++++ PROVIDED RECORDS

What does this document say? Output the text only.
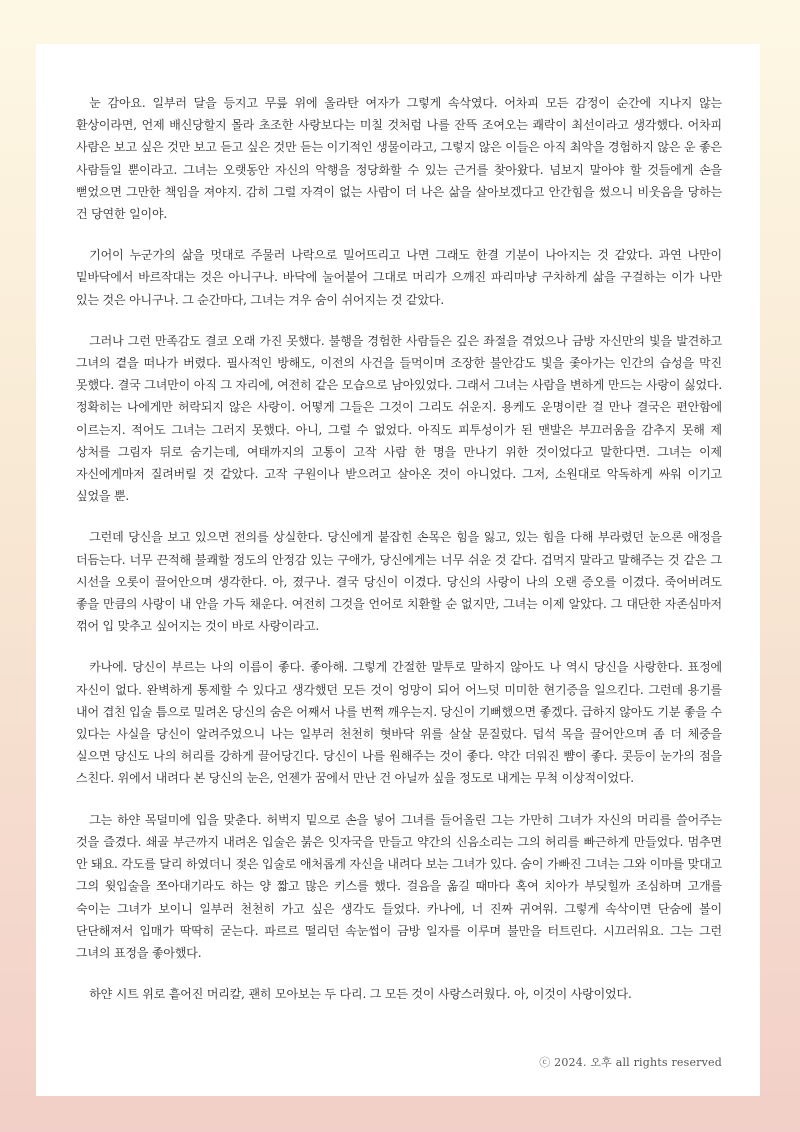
눈 감아요. 일부러 달을 등지고 무릎 위에 올라탄 여자가 그렇게 속삭였다. 어차피 모든 감정이 순간에 지나지 않는 환상이라면, 언제 배신당할지 몰라 초조한 사랑보다는 미칠 것처럼 나를 잔뜩 조여오는 쾌락이 최선이라고 생각했다. 어차피 사람은 보고 싶은 것만 보고 듣고 싶은 것만 듣는 이기적인 생물이라고, 그렇지 않은 이들은 아직 최악을 경험하지 않은 운 좋은 사람들일 뿐이라고. 그녀는 오랫동안 자신의 악행을 정당화할 수 있는 근거를 찾아왔다. 넘보지 말아야 할 것들에게 손을 뻗었으면 그만한 책임을 져야지. 감히 그럴 자격이 없는 사람이 더 나은 삶을 살아보겠다고 안간힘을 썼으니 비웃음을 당하는 건 당연한 일이야.

기어이 누군가의 삶을 멋대로 주물러 나락으로 밀어뜨리고 나면 그래도 한결 기분이 나아지는 것 같았다. 과연 나만이 밑바닥에서 바르작대는 것은 아니구나. 바닥에 눌어붙어 그대로 머리가 으깨진 파리마냥 구차하게 삶을 구걸하는 이가 나만 있는 것은 아니구나. 그 순간마다, 그녀는 겨우 숨이 쉬어지는 것 같았다.

그러나 그런 만족감도 결코 오래 가진 못했다. 불행을 경험한 사람들은 깊은 좌절을 겪었으나 금방 자신만의 빛을 발견하고 그녀의 곁을 떠나가 버렸다. 필사적인 방해도, 이전의 사건을 들먹이며 조장한 불안감도 빛을 좇아가는 인간의 습성을 막진 못했다. 결국 그녀만이 아직 그 자리에, 여전히 같은 모습으로 남아있었다. 그래서 그녀는 사람을 변하게 만드는 사랑이 싫었다. 정확히는 나에게만 허락되지 않은 사랑이. 어떻게 그들은 그것이 그리도 쉬운지. 용케도 운명이란 걸 만나 결국은 편안함에 이르는지. 적어도 그녀는 그러지 못했다. 아니, 그럴 수 없었다. 아직도 피투성이가 된 맨발은 부끄러움을 감추지 못해 제 상처를 그림자 뒤로 숨기는데, 여태까지의 고통이 고작 사람 한 명을 만나기 위한 것이었다고 말한다면. 그녀는 이제 자신에게마저 질려버릴 것 같았다. 고작 구원이나 받으려고 살아온 것이 아니었다. 그저, 소원대로 악독하게 싸워 이기고 싶었을 뿐.

그런데 당신을 보고 있으면 전의를 상실한다. 당신에게 붙잡힌 손목은 힘을 잃고, 있는 힘을 다해 부라렸던 눈으론 애정을 더듬는다. 너무 끈적해 불쾌할 정도의 안정감 있는 구애가, 당신에게는 너무 쉬운 것 같다. 겁먹지 말라고 말해주는 것 같은 그 시선을 오롯이 끌어안으며 생각한다. 아, 졌구나. 결국 당신이 이겼다. 당신의 사랑이 나의 오랜 증오를 이겼다. 죽어버려도 좋을 만큼의 사랑이 내 안을 가득 채운다. 여전히 그것을 언어로 치환할 순 없지만, 그녀는 이제 알았다. 그 대단한 자존심마저 꺾어 입 맞추고 싶어지는 것이 바로 사랑이라고.

카나에. 당신이 부르는 나의 이름이 좋다. 좋아해. 그렇게 간절한 말투로 말하지 않아도 나 역시 당신을 사랑한다. 표정에 자신이 없다. 완벽하게 통제할 수 있다고 생각했던 모든 것이 엉망이 되어 어느덧 미미한 현기증을 일으킨다. 그런데 용기를 내어 겹친 입술 틈으로 밀려온 당신의 숨은 어째서 나를 번쩍 깨우는지. 당신이 기뻐했으면 좋겠다. 급하지 않아도 기분 좋을 수 있다는 사실을 당신이 알려주었으니 나는 일부러 천천히 혓바닥 위를 살살 문질렀다. 덥석 목을 끌어안으며 좀 더 체중을 실으면 당신도 나의 허리를 강하게 끌어당긴다. 당신이 나를 원해주는 것이 좋다. 약간 더워진 뺨이 좋다. 콧등이 눈가의 점을 스친다. 위에서 내려다 본 당신의 눈은, 언젠가 꿈에서 만난 건 아닐까 싶을 정도로 내게는 무척 이상적이었다.

그는 하얀 목덜미에 입을 맞춘다. 허벅지 밑으로 손을 넣어 그녀를 들어올린 그는 가만히 그녀가 자신의 머리를 쓸어주는 것을 즐겼다. 쇄골 부근까지 내려온 입술은 붉은 잇자국을 만들고 약간의 신음소리는 그의 허리를 빠근하게 만들었다. 멈추면 안 돼요. 각도를 달리 하였더니 젖은 입술로 애처롭게 자신을 내려다 보는 그녀가 있다. 숨이 가빠진 그녀는 그와 이마를 맞대고 그의 윗입술을 쪼아대기라도 하는 양 짧고 많은 키스를 했다. 걸음을 옮길 때마다 혹여 치아가 부딪힐까 조심하며 고개를 숙이는 그녀가 보이니 일부러 천천히 가고 싶은 생각도 들었다. 카나에, 너 진짜 귀여워. 그렇게 속삭이면 단숨에 볼이 단단해져서 입매가 딱딱히 굳는다. 파르르 떨리던 속눈썹이 금방 일자를 이루며 불만을 터트린다. 시끄러워요. 그는 그런 그녀의 표정을 좋아했다.

하얀 시트 위로 흩어진 머리칼, 괜히 모아보는 두 다리. 그 모든 것이 사랑스러웠다. 아, 이것이 사랑이었다.

ⓒ 2024. 오후 all rights reserved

++++++++

• **WHAT IS BEING ASKED**
Filter lines by "끌어안으며" and return each hit.

• **RESPONSE TO THIS EXERCISE**
그런데 당신을 보고 있으면 전의를 상실한다. 당신에게 붙잡힌 손목은 힘을 잃고, 있는 힘을 다해 부라렸던 눈으론 애정을 더듬는다. 너무 끈적해 불쾌할 정도의 안정감 있는 구애가, 당신에게는 너무 쉬운 것 같다. 겁먹지 말라고 말해주는 것 같은 그 시선을 오롯이 끌어안으며 생각한다. 아, 졌구나. 결국 당신이 이겼다. 당신의 사랑이 나의 오랜 증오를 이겼다. 죽어버려도 좋을 만큼의 사랑이 내 안을 가득 채운다. 여전히 그것을 언어로 치환할 순 없지만, 그녀는 이제 알았다. 그 대단한 자존심마저 꺾어 입 맞추고 싶어지는 것이 바로 사랑이라고.
카나에. 당신이 부르는 나의 이름이 좋다. 좋아해. 그렇게 간절한 말투로 말하지 않아도 나 역시 당신을 사랑한다. 표정에 자신이 없다. 완벽하게 통제할 수 있다고 생각했던 모든 것이 엉망이 되어 어느덧 미미한 현기증을 일으킨다. 그런데 용기를 내어 겹친 입술 틈으로 밀려온 당신의 숨은 어째서 나를 번쩍 깨우는지. 당신이 기뻐했으면 좋겠다. 급하지 않아도 기분 좋을 수 있다는 사실을 당신이 알려주었으니 나는 일부러 천천히 혓바닥 위를 살살 문질렀다. 덥석 목을 끌어안으며 좀 더 체중을 실으면 당신도 나의 허리를 강하게 끌어당긴다. 당신이 나를 원해주는 것이 좋다. 약간 더워진 뺨이 좋다. 콧등이 눈가의 점을 스친다. 위에서 내려다 본 당신의 눈은, 언젠가 꿈에서 만난 건 아닐까 싶을 정도로 내게는 무척 이상적이었다.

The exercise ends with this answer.